━━━━━ Extracted entries

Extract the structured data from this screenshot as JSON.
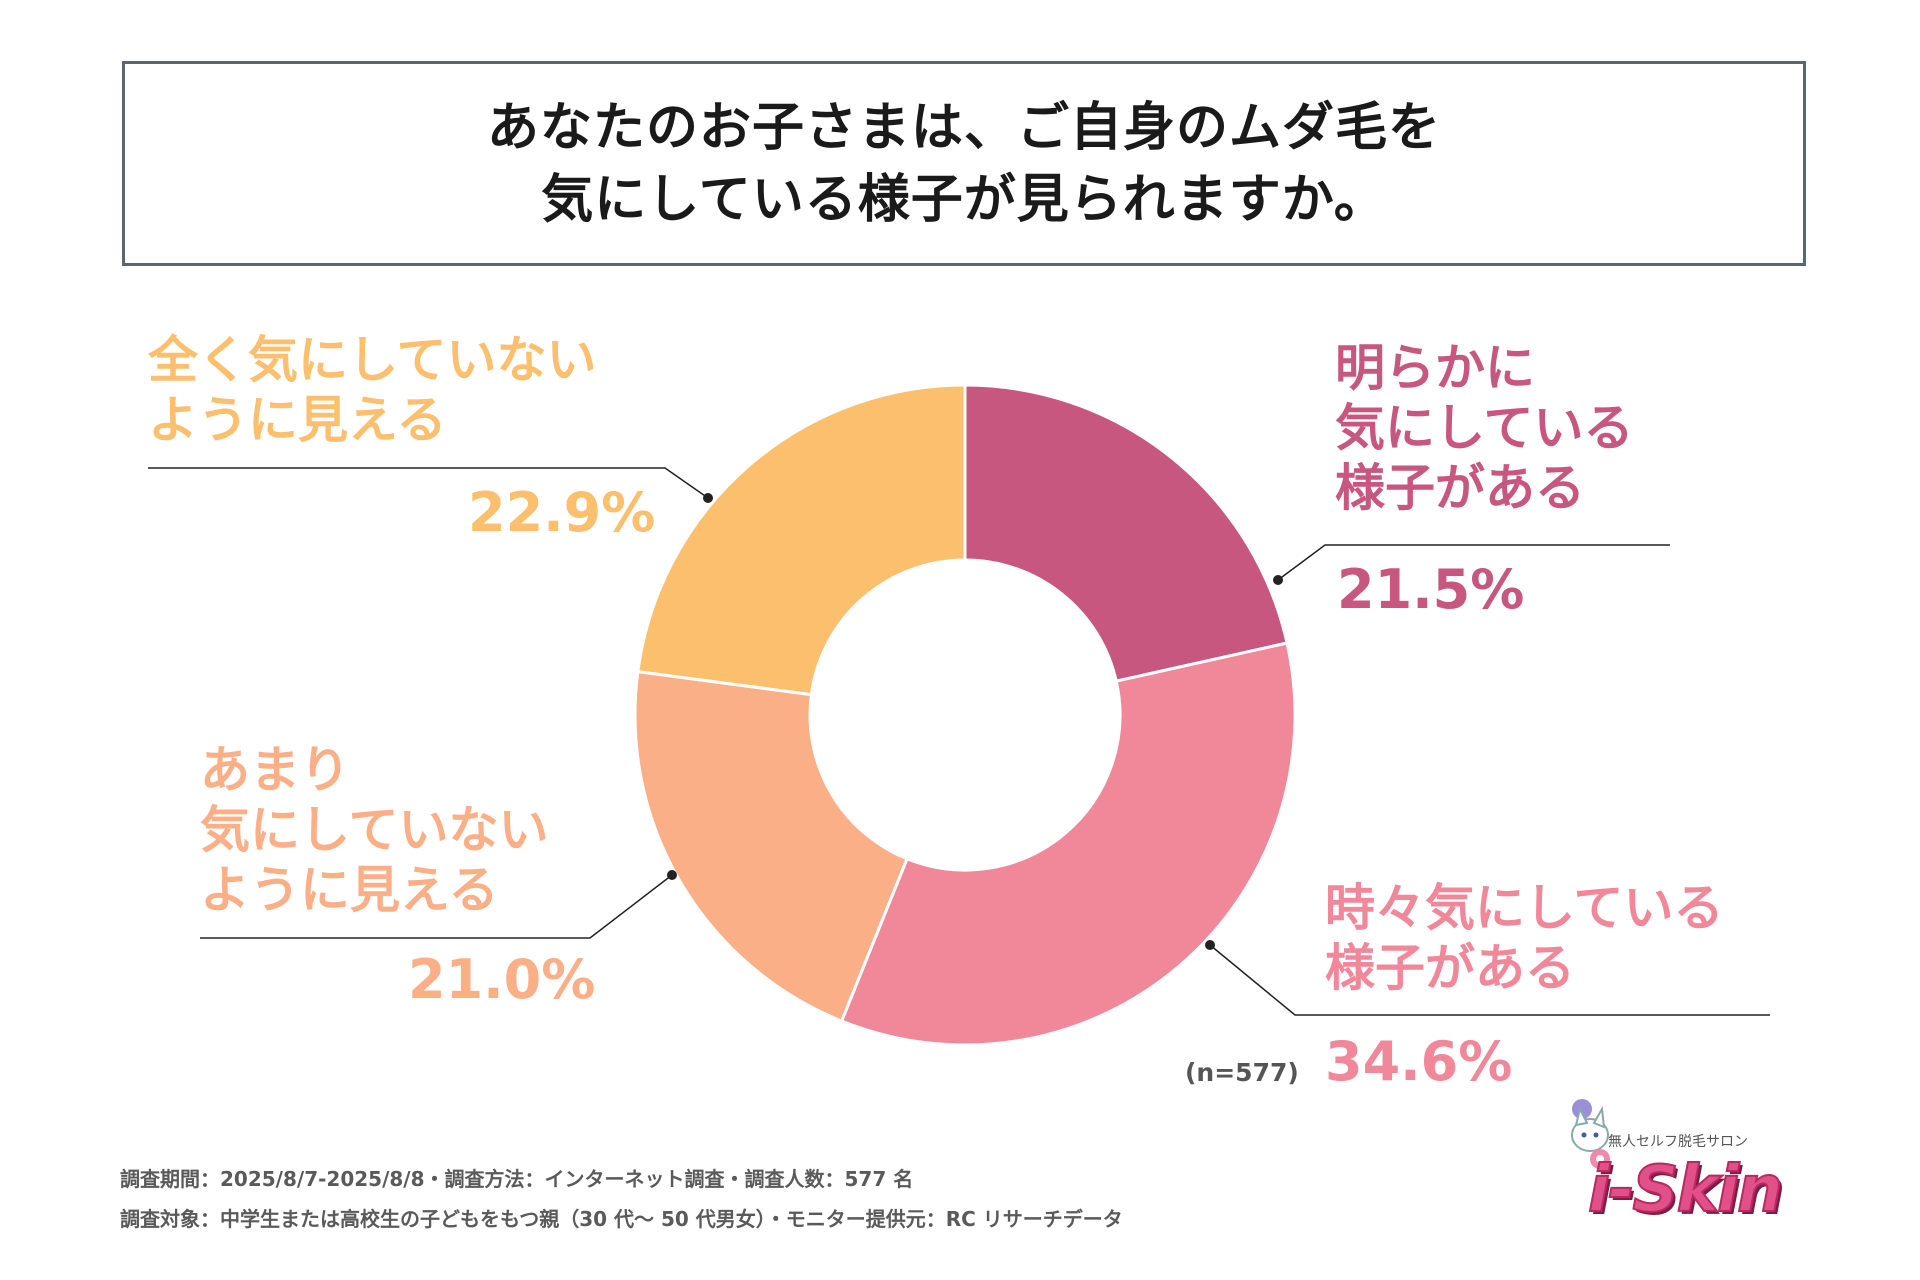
{
  "title": {
    "line1": "あなたのお子さまは、ご自身のムダ毛を",
    "line2": "気にしている様子が見られますか。"
  },
  "chart_data": {
    "type": "pie",
    "variant": "donut",
    "sample_size": "(n=577)",
    "slices": [
      {
        "label_lines": [
          "明らかに",
          "気にしている",
          "様子がある"
        ],
        "value": 21.5,
        "value_label": "21.5%",
        "color": "#c8577f"
      },
      {
        "label_lines": [
          "時々気にしている",
          "様子がある"
        ],
        "value": 34.6,
        "value_label": "34.6%",
        "color": "#f0889a"
      },
      {
        "label_lines": [
          "あまり",
          "気にしていない",
          "ように見える"
        ],
        "value": 21.0,
        "value_label": "21.0%",
        "color": "#fbaf86"
      },
      {
        "label_lines": [
          "全く気にしていない",
          "ように見える"
        ],
        "value": 22.9,
        "value_label": "22.9%",
        "color": "#fbbf6d"
      }
    ]
  },
  "footer": {
    "line1": "調査期間：2025/8/7-2025/8/8・調査方法：インターネット調査・調査人数：577 名",
    "line2": "調査対象：中学生または高校生の子どもをもつ親（30 代〜 50 代男女）・モニター提供元：RC リサーチデータ"
  },
  "logo": {
    "tagline": "無人セルフ脱毛サロン",
    "wordmark": "i-Skin",
    "colors": {
      "primary": "#e2508a",
      "dark": "#7c1d45"
    },
    "icon": "cat-mascot-icon"
  }
}
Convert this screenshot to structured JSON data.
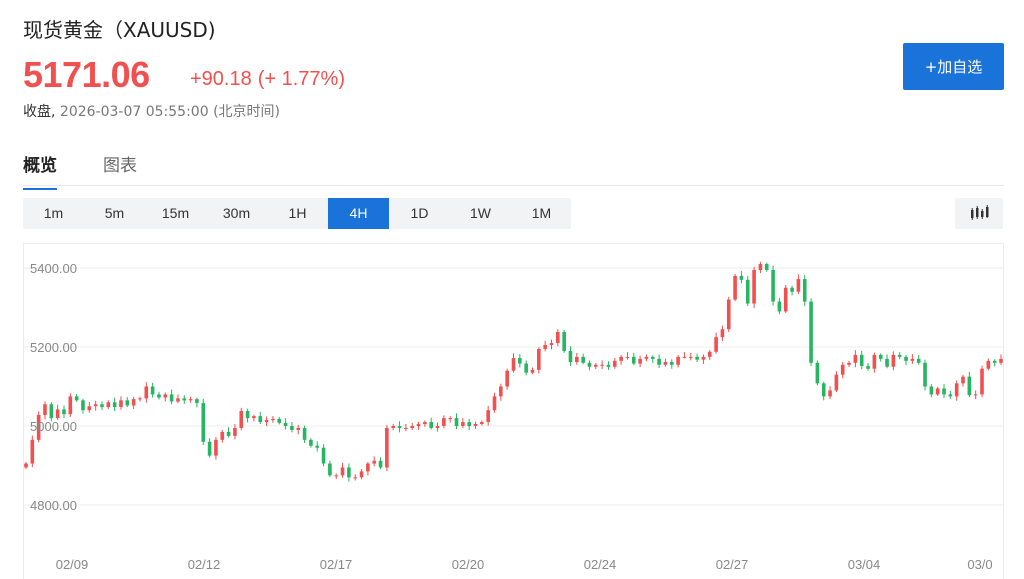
{
  "header": {
    "title": "现货黄金（XAUUSD)",
    "price": "5171.06",
    "change": "+90.18",
    "change_pct": "(+ 1.77%)",
    "status_label": "收盘,",
    "timestamp": "2026-03-07 05:55:00",
    "timezone": "(北京时间)",
    "add_button": "+加自选"
  },
  "tabs": [
    {
      "label": "概览",
      "active": true
    },
    {
      "label": "图表",
      "active": false
    }
  ],
  "periods": [
    {
      "label": "1m",
      "active": false
    },
    {
      "label": "5m",
      "active": false
    },
    {
      "label": "15m",
      "active": false
    },
    {
      "label": "30m",
      "active": false
    },
    {
      "label": "1H",
      "active": false
    },
    {
      "label": "4H",
      "active": true
    },
    {
      "label": "1D",
      "active": false
    },
    {
      "label": "1W",
      "active": false
    },
    {
      "label": "1M",
      "active": false
    }
  ],
  "chart_type_icon": "candlestick-icon",
  "colors": {
    "up": "#f0504f",
    "down": "#26b560",
    "accent": "#1a73d9"
  },
  "chart_data": {
    "type": "candlestick",
    "title": "",
    "xlabel": "",
    "ylabel": "",
    "y_ticks": [
      "5400.00",
      "5200.00",
      "5000.00",
      "4800.00"
    ],
    "y_tick_values": [
      5400,
      5200,
      5000,
      4800
    ],
    "x_ticks": [
      "02/09",
      "02/12",
      "02/17",
      "02/20",
      "02/24",
      "02/27",
      "03/04",
      "03/0"
    ],
    "grid": true,
    "closes": [
      4905,
      4965,
      5028,
      5055,
      5020,
      5042,
      5030,
      5075,
      5065,
      5040,
      5050,
      5055,
      5048,
      5060,
      5048,
      5065,
      5052,
      5068,
      5070,
      5100,
      5080,
      5072,
      5080,
      5062,
      5070,
      5065,
      5068,
      5058,
      4960,
      4925,
      4965,
      4985,
      4975,
      4995,
      5038,
      5020,
      5025,
      5010,
      5015,
      5018,
      5008,
      5000,
      4990,
      4995,
      4965,
      4950,
      4945,
      4905,
      4875,
      4875,
      4895,
      4870,
      4870,
      4885,
      4905,
      4912,
      4895,
      4995,
      5000,
      4995,
      4995,
      5000,
      5005,
      5010,
      4995,
      5000,
      5020,
      5020,
      5000,
      5010,
      5000,
      5005,
      5010,
      5040,
      5075,
      5100,
      5140,
      5172,
      5158,
      5135,
      5142,
      5195,
      5205,
      5210,
      5238,
      5190,
      5162,
      5175,
      5160,
      5150,
      5155,
      5155,
      5150,
      5165,
      5175,
      5175,
      5158,
      5170,
      5175,
      5170,
      5155,
      5162,
      5155,
      5175,
      5175,
      5175,
      5168,
      5175,
      5188,
      5225,
      5245,
      5320,
      5380,
      5370,
      5310,
      5395,
      5410,
      5395,
      5315,
      5290,
      5350,
      5340,
      5372,
      5315,
      5160,
      5108,
      5075,
      5090,
      5130,
      5155,
      5160,
      5180,
      5152,
      5145,
      5180,
      5170,
      5150,
      5180,
      5175,
      5165,
      5170,
      5160,
      5100,
      5080,
      5095,
      5080,
      5075,
      5108,
      5125,
      5078,
      5080,
      5145,
      5165,
      5160,
      5170
    ]
  }
}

━━━━━━━━━━

**What you will do:** Every record above should be transcribed exactly; the pictures stay out of the copy.

**Worked solution:**
Extract the structured data from this screenshot as JSON.
{
  "title": {
    "line1": "あなたのお子さまは、ご自身のムダ毛を",
    "line2": "気にしている様子が見られますか。"
  },
  "chart_data": {
    "type": "pie",
    "variant": "donut",
    "sample_size": "(n=577)",
    "slices": [
      {
        "label_lines": [
          "明らかに",
          "気にしている",
          "様子がある"
        ],
        "value": 21.5,
        "value_label": "21.5%",
        "color": "#c8577f"
      },
      {
        "label_lines": [
          "時々気にしている",
          "様子がある"
        ],
        "value": 34.6,
        "value_label": "34.6%",
        "color": "#f0889a"
      },
      {
        "label_lines": [
          "あまり",
          "気にしていない",
          "ように見える"
        ],
        "value": 21.0,
        "value_label": "21.0%",
        "color": "#fbaf86"
      },
      {
        "label_lines": [
          "全く気にしていない",
          "ように見える"
        ],
        "value": 22.9,
        "value_label": "22.9%",
        "color": "#fbbf6d"
      }
    ]
  },
  "footer": {
    "line1": "調査期間：2025/8/7-2025/8/8・調査方法：インターネット調査・調査人数：577 名",
    "line2": "調査対象：中学生または高校生の子どもをもつ親（30 代〜 50 代男女）・モニター提供元：RC リサーチデータ"
  },
  "logo": {
    "tagline": "無人セルフ脱毛サロン",
    "wordmark": "i-Skin",
    "colors": {
      "primary": "#e2508a",
      "dark": "#7c1d45"
    },
    "icon": "cat-mascot-icon"
  }
}
Convert this screenshot to structured JSON data.
{
  "header": {
    "title": "现货黄金（XAUUSD)",
    "price": "5171.06",
    "change": "+90.18",
    "change_pct": "(+ 1.77%)",
    "status_label": "收盘,",
    "timestamp": "2026-03-07 05:55:00",
    "timezone": "(北京时间)",
    "add_button": "+加自选"
  },
  "tabs": [
    {
      "label": "概览",
      "active": true
    },
    {
      "label": "图表",
      "active": false
    }
  ],
  "periods": [
    {
      "label": "1m",
      "active": false
    },
    {
      "label": "5m",
      "active": false
    },
    {
      "label": "15m",
      "active": false
    },
    {
      "label": "30m",
      "active": false
    },
    {
      "label": "1H",
      "active": false
    },
    {
      "label": "4H",
      "active": true
    },
    {
      "label": "1D",
      "active": false
    },
    {
      "label": "1W",
      "active": false
    },
    {
      "label": "1M",
      "active": false
    }
  ],
  "chart_type_icon": "candlestick-icon",
  "colors": {
    "up": "#f0504f",
    "down": "#26b560",
    "accent": "#1a73d9"
  },
  "chart_data": {
    "type": "candlestick",
    "title": "",
    "xlabel": "",
    "ylabel": "",
    "y_ticks": [
      "5400.00",
      "5200.00",
      "5000.00",
      "4800.00"
    ],
    "y_tick_values": [
      5400,
      5200,
      5000,
      4800
    ],
    "x_ticks": [
      "02/09",
      "02/12",
      "02/17",
      "02/20",
      "02/24",
      "02/27",
      "03/04",
      "03/0"
    ],
    "grid": true,
    "closes": [
      4905,
      4965,
      5028,
      5055,
      5020,
      5042,
      5030,
      5075,
      5065,
      5040,
      5050,
      5055,
      5048,
      5060,
      5048,
      5065,
      5052,
      5068,
      5070,
      5100,
      5080,
      5072,
      5080,
      5062,
      5070,
      5065,
      5068,
      5058,
      4960,
      4925,
      4965,
      4985,
      4975,
      4995,
      5038,
      5020,
      5025,
      5010,
      5015,
      5018,
      5008,
      5000,
      4990,
      4995,
      4965,
      4950,
      4945,
      4905,
      4875,
      4875,
      4895,
      4870,
      4870,
      4885,
      4905,
      4912,
      4895,
      4995,
      5000,
      4995,
      4995,
      5000,
      5005,
      5010,
      4995,
      5000,
      5020,
      5020,
      5000,
      5010,
      5000,
      5005,
      5010,
      5040,
      5075,
      5100,
      5140,
      5172,
      5158,
      5135,
      5142,
      5195,
      5205,
      5210,
      5238,
      5190,
      5162,
      5175,
      5160,
      5150,
      5155,
      5155,
      5150,
      5165,
      5175,
      5175,
      5158,
      5170,
      5175,
      5170,
      5155,
      5162,
      5155,
      5175,
      5175,
      5175,
      5168,
      5175,
      5188,
      5225,
      5245,
      5320,
      5380,
      5370,
      5310,
      5395,
      5410,
      5395,
      5315,
      5290,
      5350,
      5340,
      5372,
      5315,
      5160,
      5108,
      5075,
      5090,
      5130,
      5155,
      5160,
      5180,
      5152,
      5145,
      5180,
      5170,
      5150,
      5180,
      5175,
      5165,
      5170,
      5160,
      5100,
      5080,
      5095,
      5080,
      5075,
      5108,
      5125,
      5078,
      5080,
      5145,
      5165,
      5160,
      5170
    ]
  }
}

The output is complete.